== Work required ==
Reproduce the stretch from the start of the records through the line containing "scatter-point xyxy=(215,236,219,241)", changing each "y-tick-label" to "vertical-tick-label" and leaving everything else unaltered.

== Record set ==
________________

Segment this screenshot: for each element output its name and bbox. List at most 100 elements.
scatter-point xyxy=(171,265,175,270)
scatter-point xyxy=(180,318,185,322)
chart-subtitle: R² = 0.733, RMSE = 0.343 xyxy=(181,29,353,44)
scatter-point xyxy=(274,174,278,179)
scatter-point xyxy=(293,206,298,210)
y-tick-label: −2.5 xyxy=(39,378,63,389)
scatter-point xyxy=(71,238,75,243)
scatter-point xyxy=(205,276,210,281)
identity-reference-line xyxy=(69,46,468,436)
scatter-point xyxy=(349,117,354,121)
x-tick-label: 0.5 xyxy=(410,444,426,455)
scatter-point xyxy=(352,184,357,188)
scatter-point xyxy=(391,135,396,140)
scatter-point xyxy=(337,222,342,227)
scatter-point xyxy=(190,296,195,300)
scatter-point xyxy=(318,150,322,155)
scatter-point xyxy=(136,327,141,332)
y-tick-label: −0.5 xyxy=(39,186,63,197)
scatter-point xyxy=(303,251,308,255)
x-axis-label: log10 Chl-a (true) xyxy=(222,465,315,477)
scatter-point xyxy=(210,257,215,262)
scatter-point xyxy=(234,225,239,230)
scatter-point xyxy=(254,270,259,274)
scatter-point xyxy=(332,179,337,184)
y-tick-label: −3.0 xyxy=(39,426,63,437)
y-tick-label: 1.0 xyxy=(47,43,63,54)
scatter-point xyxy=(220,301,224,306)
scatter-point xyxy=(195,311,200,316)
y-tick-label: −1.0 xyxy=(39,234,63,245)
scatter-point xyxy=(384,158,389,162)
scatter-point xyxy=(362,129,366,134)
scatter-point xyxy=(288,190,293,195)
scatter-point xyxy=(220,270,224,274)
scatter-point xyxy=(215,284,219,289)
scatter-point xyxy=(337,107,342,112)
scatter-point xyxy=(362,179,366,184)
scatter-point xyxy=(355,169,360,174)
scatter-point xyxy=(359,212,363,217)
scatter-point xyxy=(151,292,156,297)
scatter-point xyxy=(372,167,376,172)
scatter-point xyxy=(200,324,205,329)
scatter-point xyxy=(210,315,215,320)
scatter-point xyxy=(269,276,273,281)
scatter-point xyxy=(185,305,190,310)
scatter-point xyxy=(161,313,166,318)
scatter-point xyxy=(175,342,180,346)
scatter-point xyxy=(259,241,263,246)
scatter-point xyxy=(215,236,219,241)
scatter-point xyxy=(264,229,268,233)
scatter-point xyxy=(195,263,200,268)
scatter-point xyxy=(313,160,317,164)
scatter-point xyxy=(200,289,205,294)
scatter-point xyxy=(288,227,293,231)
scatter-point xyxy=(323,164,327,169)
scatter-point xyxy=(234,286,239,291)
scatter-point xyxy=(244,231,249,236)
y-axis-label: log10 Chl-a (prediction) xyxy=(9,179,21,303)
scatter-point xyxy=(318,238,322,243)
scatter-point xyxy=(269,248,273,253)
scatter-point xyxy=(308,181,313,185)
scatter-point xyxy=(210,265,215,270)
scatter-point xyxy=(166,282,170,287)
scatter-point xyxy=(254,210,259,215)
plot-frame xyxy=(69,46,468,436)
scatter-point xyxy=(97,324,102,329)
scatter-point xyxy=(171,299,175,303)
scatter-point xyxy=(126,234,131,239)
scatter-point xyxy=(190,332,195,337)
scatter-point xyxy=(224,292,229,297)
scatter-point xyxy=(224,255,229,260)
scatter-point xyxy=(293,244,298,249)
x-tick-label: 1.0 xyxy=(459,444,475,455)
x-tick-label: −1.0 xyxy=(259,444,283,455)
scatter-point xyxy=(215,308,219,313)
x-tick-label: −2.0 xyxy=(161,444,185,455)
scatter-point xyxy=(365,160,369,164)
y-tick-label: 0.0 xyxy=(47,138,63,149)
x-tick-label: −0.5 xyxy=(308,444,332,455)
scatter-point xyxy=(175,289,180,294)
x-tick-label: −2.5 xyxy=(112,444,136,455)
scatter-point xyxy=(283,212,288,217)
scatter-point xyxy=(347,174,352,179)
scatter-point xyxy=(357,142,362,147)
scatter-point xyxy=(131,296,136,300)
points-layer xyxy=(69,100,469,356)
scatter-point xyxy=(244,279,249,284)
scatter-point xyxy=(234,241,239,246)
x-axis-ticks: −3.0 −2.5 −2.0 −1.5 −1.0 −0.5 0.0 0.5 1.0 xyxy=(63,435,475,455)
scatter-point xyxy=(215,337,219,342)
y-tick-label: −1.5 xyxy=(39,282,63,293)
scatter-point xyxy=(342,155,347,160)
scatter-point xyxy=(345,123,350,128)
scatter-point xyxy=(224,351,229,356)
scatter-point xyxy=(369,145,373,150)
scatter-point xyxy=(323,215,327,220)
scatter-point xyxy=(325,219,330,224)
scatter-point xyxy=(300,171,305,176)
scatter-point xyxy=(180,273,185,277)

________________

== Solution to the problem ==
Segment this screenshot: for each element output its name and bbox. List at most 100 elements.
scatter-point xyxy=(171,265,175,270)
scatter-point xyxy=(180,318,185,322)
chart-subtitle: R² = 0.733, RMSE = 0.343 xyxy=(181,29,353,44)
scatter-point xyxy=(274,174,278,179)
scatter-point xyxy=(293,206,298,210)
vertical-tick-label: −2.5 xyxy=(39,378,63,389)
scatter-point xyxy=(71,238,75,243)
scatter-point xyxy=(205,276,210,281)
identity-reference-line xyxy=(69,46,468,436)
scatter-point xyxy=(349,117,354,121)
x-tick-label: 0.5 xyxy=(410,444,426,455)
scatter-point xyxy=(352,184,357,188)
scatter-point xyxy=(391,135,396,140)
scatter-point xyxy=(337,222,342,227)
scatter-point xyxy=(190,296,195,300)
scatter-point xyxy=(318,150,322,155)
scatter-point xyxy=(136,327,141,332)
vertical-tick-label: −0.5 xyxy=(39,186,63,197)
scatter-point xyxy=(303,251,308,255)
x-axis-label: log10 Chl-a (true) xyxy=(222,465,315,477)
scatter-point xyxy=(210,257,215,262)
scatter-point xyxy=(234,225,239,230)
scatter-point xyxy=(254,270,259,274)
scatter-point xyxy=(332,179,337,184)
vertical-tick-label: −3.0 xyxy=(39,426,63,437)
vertical-tick-label: 1.0 xyxy=(47,43,63,54)
scatter-point xyxy=(220,301,224,306)
scatter-point xyxy=(195,311,200,316)
vertical-tick-label: −1.0 xyxy=(39,234,63,245)
scatter-point xyxy=(384,158,389,162)
scatter-point xyxy=(362,129,366,134)
scatter-point xyxy=(288,190,293,195)
scatter-point xyxy=(220,270,224,274)
scatter-point xyxy=(215,284,219,289)
scatter-point xyxy=(337,107,342,112)
scatter-point xyxy=(362,179,366,184)
scatter-point xyxy=(355,169,360,174)
scatter-point xyxy=(359,212,363,217)
scatter-point xyxy=(151,292,156,297)
scatter-point xyxy=(372,167,376,172)
scatter-point xyxy=(200,324,205,329)
scatter-point xyxy=(210,315,215,320)
scatter-point xyxy=(269,276,273,281)
scatter-point xyxy=(185,305,190,310)
scatter-point xyxy=(161,313,166,318)
scatter-point xyxy=(175,342,180,346)
scatter-point xyxy=(259,241,263,246)
scatter-point xyxy=(215,236,219,241)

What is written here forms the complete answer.